AIM OF THE EXERCISE: Below is a listing; copy all of it exactly.
# START OF EXTRACTED ENTRIES
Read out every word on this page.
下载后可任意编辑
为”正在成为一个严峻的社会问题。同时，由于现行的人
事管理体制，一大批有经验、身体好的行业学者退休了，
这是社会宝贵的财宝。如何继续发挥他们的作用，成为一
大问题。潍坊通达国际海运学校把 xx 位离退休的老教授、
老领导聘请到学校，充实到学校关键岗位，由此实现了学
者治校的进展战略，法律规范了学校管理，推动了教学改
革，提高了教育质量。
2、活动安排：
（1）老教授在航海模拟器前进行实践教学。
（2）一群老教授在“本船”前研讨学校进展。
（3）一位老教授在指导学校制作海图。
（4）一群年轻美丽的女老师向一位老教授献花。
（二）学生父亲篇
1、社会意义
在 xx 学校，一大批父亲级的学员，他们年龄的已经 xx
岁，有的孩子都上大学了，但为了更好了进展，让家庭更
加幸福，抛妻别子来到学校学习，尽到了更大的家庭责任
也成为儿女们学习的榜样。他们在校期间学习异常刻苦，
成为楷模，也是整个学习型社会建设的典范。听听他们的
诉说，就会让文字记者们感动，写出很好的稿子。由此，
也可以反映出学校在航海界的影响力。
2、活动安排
# END OF EXTRACTED ENTRIES
COMPLETED EXERCISE:
Read out every word on this page.
下载后可任意编辑
为”正在成为一个严峻的社会问题。同时，由于现行的人
事管理体制，一大批有经验、身体好的行业学者退休了，
这是社会宝贵的财宝。如何继续发挥他们的作用，成为一
大问题。潍坊通达国际海运学校把 xx 位离退休的老教授、
老领导聘请到学校，充实到学校关键岗位，由此实现了学
者治校的进展战略，法律规范了学校管理，推动了教学改
革，提高了教育质量。
2、活动安排：
（1）老教授在航海模拟器前进行实践教学。
（2）一群老教授在“本船”前研讨学校进展。
（3）一位老教授在指导学校制作海图。
（4）一群年轻美丽的女老师向一位老教授献花。
（二）学生父亲篇
1、社会意义
在 xx 学校，一大批父亲级的学员，他们年龄的已经 xx
岁，有的孩子都上大学了，但为了更好了进展，让家庭更
加幸福，抛妻别子来到学校学习，尽到了更大的家庭责任
也成为儿女们学习的榜样。他们在校期间学习异常刻苦，
成为楷模，也是整个学习型社会建设的典范。听听他们的
诉说，就会让文字记者们感动，写出很好的稿子。由此，
也可以反映出学校在航海界的影响力。
2、活动安排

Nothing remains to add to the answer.